** start of MATERIAL PROVIDED **

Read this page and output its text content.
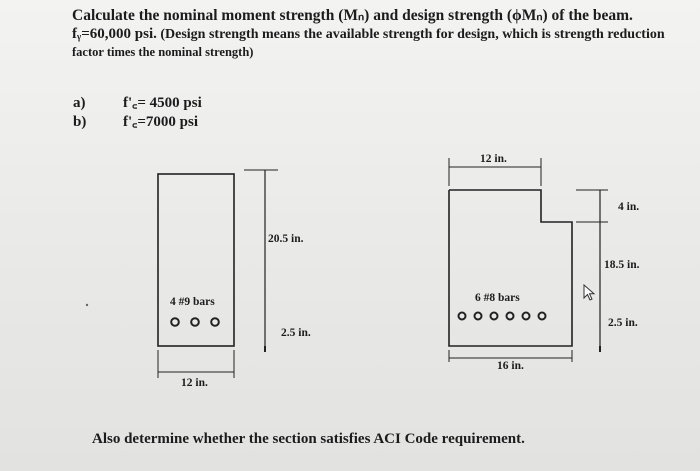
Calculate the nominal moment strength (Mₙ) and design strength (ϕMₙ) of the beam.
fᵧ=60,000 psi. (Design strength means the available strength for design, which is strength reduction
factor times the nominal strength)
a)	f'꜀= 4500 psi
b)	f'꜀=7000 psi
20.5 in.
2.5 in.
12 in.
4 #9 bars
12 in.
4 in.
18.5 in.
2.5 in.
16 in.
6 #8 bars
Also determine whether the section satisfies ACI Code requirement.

** end of MATERIAL PROVIDED **
** start of MATERIAL PROVIDED **

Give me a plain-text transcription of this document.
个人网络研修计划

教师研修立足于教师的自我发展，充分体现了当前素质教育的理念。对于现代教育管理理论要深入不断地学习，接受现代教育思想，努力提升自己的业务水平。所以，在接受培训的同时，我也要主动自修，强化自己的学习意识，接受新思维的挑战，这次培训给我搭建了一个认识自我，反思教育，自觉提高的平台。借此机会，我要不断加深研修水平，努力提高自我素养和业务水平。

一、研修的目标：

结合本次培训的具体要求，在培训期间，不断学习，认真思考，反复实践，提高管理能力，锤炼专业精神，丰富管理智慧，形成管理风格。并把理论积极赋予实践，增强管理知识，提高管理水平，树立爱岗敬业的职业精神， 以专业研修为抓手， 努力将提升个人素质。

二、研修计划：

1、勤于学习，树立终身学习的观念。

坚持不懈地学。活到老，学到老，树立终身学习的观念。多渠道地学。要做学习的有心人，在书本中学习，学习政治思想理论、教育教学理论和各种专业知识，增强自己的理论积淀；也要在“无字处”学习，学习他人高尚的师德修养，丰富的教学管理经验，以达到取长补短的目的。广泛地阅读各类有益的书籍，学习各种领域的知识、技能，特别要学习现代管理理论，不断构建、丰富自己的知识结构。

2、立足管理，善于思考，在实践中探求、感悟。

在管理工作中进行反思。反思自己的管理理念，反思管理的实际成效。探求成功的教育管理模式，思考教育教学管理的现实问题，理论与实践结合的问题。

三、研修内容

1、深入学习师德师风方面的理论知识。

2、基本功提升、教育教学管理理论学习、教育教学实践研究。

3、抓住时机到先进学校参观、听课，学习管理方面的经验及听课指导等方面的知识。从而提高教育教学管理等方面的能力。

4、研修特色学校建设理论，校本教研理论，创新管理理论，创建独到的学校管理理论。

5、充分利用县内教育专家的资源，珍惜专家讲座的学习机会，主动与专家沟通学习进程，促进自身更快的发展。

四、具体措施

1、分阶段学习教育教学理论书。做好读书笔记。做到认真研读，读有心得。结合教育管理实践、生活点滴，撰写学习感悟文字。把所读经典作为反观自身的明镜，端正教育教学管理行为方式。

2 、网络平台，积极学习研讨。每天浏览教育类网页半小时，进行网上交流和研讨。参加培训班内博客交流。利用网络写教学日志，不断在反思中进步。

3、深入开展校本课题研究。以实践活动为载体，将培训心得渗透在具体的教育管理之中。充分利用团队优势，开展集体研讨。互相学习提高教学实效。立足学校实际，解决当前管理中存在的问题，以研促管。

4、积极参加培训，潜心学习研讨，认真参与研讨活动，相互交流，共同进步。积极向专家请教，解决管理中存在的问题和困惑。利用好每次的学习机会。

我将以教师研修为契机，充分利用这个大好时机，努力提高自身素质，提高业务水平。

** end of MATERIAL PROVIDED **
** start of MATERIAL PROVIDED **

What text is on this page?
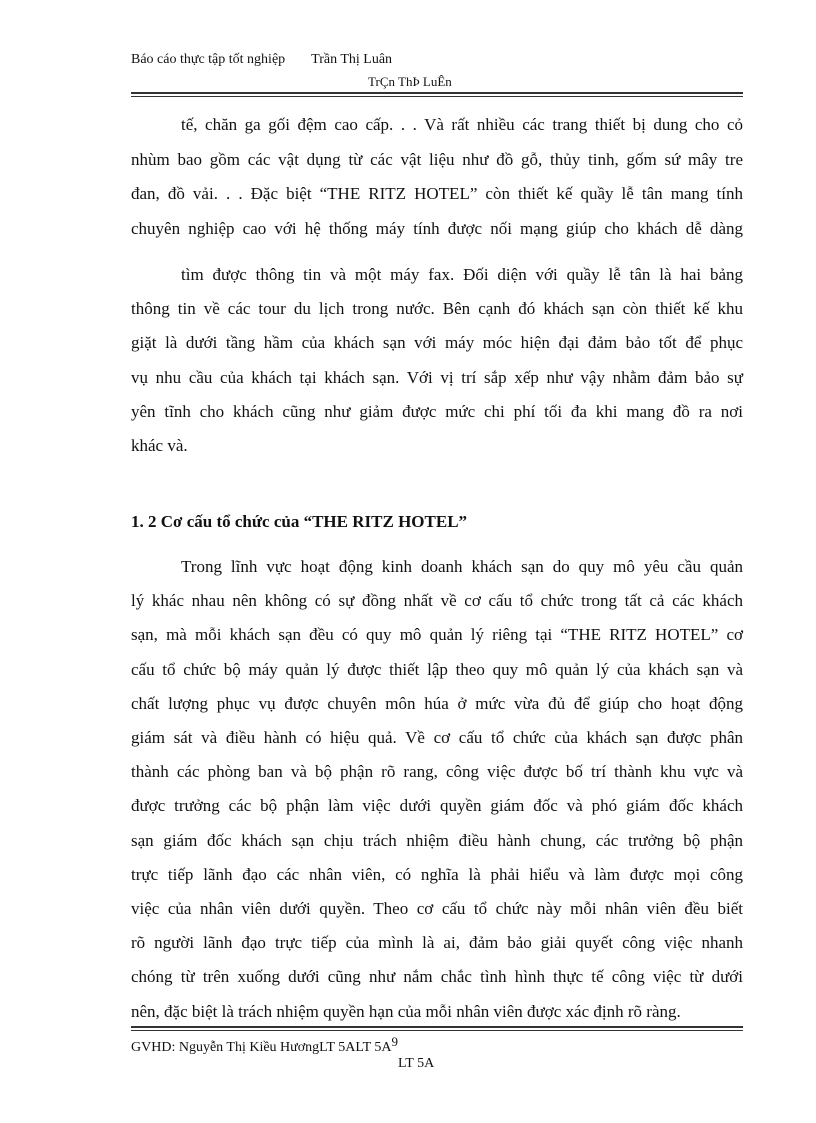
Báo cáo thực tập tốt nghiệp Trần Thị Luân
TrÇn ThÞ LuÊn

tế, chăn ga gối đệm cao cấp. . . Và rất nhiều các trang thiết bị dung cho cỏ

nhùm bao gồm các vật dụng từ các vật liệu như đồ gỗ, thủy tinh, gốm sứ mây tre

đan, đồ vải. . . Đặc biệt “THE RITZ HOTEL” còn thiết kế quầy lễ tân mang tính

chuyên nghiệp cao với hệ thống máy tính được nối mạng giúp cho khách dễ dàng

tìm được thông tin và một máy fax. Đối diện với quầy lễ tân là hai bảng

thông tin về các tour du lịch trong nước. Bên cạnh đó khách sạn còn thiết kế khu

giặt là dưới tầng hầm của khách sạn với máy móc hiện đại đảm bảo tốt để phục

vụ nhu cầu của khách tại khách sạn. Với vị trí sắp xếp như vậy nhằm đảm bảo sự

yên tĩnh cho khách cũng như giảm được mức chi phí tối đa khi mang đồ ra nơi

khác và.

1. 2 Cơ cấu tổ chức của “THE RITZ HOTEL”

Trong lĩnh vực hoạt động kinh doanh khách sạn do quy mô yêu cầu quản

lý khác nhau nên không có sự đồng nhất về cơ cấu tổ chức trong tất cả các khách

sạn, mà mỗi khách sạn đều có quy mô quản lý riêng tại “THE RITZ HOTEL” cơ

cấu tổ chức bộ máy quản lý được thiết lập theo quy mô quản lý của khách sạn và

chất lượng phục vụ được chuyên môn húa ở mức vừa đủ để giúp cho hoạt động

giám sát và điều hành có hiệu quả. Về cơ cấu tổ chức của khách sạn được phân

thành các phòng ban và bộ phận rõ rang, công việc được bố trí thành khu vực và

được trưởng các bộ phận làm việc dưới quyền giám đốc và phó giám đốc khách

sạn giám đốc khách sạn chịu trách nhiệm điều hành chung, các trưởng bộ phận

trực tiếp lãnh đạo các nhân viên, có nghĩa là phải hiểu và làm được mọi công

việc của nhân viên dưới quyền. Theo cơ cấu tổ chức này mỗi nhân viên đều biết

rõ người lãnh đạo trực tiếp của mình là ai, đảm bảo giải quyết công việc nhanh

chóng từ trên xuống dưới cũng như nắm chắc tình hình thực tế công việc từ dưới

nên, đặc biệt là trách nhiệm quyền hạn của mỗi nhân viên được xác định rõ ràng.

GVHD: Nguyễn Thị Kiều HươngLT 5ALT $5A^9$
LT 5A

** end of MATERIAL PROVIDED **

Return every line of the preceding records in which the word "giúp" appears.

TASK RESPONSE.
chuyên nghiệp cao với hệ thống máy tính được nối mạng giúp cho khách dễ dàng
chất lượng phục vụ được chuyên môn húa ở mức vừa đủ để giúp cho hoạt động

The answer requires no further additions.